Problems to solve
**A.** Summarize the research-diary excerpt in two sentences.
**B.** Resume the research-diary excerpt after its final sentence, writing in the same first-person voice.

Source extract

I gave my seminar, and in preparing it I realized that there are a lot of simple themes connecting the crazy array of seemingly disconnected topics I work on. I was able even to classify my projects: Those that involve data-driven models (Tsalmantza quasar, Bovy quasar, and Fergus high-contrast projects); those that involve probabilistic classification or mixture models (Foreman-Mackey calibration, Lang Comet Holmes, and Koposov GD-1 projects); and those that involve moving away from catalogs and down towards rawer (pixel) data (Lang faint-motion and my own crazy large-scale structure projects). All this pleased me, because those are three ideas that can (in principle) be put into a one-hour seminar. I failed today, but it is a process, right?

By the way, one of the nicest conclusions of the Holl (Lund) thesis is that forward modeling is the best way to deal with Gaia's charge-transfer inefficiency issues. That's good for my brand.

station keeping

Not much to report today, except referee-responding with Lang, MCMC packaging and documentation with Foreman-Mackey, and safe operation of heavy Tractor machinery with Mykytyn. Also, Mulin Ding (the best sysadmin in all of science) installed a new 30 TB of disk on our current favorite big compute machine. I am sure we will fill it by April.

responding to referee; the disk

I spent the day in Princeton; the morning with Bovy talking about the Milky Way disk and the afternoon with Lang working on the response-to-referee on the Comet Holmes paper. We are very, very behind schedule on that! We made figures that compare the Comet Holmes orbit we inferred to the NASA orbit. We don't get quite the right orbit, in part because our model of the data we scraped from the web is so crude.

Records provided
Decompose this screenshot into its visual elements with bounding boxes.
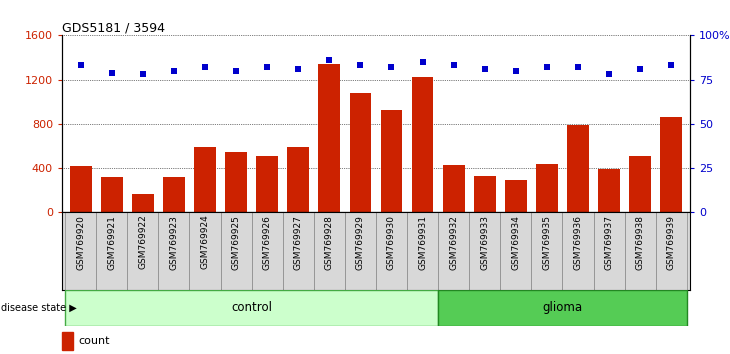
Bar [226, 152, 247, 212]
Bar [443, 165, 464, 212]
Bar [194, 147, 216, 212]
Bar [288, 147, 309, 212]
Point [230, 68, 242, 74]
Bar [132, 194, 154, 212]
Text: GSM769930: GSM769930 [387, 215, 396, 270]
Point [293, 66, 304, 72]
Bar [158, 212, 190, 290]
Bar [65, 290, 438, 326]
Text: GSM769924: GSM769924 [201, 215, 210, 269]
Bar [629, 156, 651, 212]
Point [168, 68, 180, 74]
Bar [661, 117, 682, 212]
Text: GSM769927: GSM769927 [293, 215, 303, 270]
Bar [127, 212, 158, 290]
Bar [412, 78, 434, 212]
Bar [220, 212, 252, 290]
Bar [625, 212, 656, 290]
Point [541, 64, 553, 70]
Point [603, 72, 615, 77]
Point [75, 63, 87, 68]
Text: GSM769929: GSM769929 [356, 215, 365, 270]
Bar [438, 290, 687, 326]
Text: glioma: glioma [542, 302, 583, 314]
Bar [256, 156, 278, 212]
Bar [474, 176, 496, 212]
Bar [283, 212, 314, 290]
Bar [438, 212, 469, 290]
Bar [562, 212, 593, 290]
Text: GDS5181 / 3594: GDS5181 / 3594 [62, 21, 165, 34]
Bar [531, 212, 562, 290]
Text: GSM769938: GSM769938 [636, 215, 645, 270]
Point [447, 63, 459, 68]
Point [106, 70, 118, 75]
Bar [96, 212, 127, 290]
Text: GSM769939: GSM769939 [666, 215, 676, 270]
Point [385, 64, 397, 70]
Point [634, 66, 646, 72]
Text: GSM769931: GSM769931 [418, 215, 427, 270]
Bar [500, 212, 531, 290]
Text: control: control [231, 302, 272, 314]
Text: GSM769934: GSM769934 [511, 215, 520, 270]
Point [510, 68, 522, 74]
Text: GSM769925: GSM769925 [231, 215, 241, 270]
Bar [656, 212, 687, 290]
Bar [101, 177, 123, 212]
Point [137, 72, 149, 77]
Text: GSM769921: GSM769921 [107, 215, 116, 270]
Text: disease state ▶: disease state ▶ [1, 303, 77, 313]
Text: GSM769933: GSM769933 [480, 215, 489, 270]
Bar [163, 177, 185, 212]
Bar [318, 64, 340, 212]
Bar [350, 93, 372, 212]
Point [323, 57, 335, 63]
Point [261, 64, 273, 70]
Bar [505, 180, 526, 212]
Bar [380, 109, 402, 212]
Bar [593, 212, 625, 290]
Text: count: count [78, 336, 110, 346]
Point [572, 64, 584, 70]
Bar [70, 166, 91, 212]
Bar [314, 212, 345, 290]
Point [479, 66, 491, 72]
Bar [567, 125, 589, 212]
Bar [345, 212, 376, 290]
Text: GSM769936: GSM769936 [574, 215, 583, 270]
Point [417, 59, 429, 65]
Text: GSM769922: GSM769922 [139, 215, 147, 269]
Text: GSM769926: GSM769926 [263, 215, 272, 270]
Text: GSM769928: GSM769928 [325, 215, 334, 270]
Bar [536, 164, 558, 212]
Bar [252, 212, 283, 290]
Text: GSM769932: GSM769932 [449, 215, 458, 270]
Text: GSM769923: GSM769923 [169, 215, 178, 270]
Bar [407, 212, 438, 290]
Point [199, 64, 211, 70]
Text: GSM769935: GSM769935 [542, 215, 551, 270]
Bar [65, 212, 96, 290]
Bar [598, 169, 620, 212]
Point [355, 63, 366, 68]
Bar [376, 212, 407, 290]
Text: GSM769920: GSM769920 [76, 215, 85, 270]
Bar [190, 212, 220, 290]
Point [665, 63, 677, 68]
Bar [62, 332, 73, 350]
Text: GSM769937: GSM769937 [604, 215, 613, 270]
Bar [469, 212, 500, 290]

Results for the exercise
**A.** While preparing a seminar, the writer sorted a varied set of projects into three themes: data-driven models, probabilistic classification or mixture models, and a move away from catalogs toward rawer pixel data. Later entries report work on referee responses, MCMC packaging, a new 30 TB disk, and a day in Princeton discussing the Milky Way disk with Bovy and making figures with Lang that compare the inferred Comet Holmes orbit to the NASA orbit.

**B.**
Bovy and I discussed his results on the kinematics of mono-abundance subpopulations in the Milky Way disk, a follow up to his paper on the spatial structure of those same populations. We also discussed his measurement of the disk rotation curve with APOGEE data; he gets a low-amplitude (relative to Reid and The Colbert Report) rotation curve, which is intriguing.

dotAstronomy day three

In the morning session I talked about modeling, including our Comet 17P/Holmes project (which got some press here and here; my dotastronomy viewgraphs are here). A highlight for me of the talks was Geert Barensten (Armagh Observatory) talking about human observing of meteroids. He showed a ridiculous distribution of meteoric material around the Earth; the detail was beautiful. At the end of his talk he showed experimentally that some meteoroids can be detected by Twitter searches!

We had an afternoon unconference, with so many good things I couldn't decide what to do. In the end I went to the mash-up discussion, which evolved into a discussion of funding, not surprisingly given the bad state of things for so many interesting projects right now (Jill Tarter of SETI noted that the Allen Telescope Array may be forced to shut down this year). We decided to look at crowd-sourcing some long-term funding propaganda.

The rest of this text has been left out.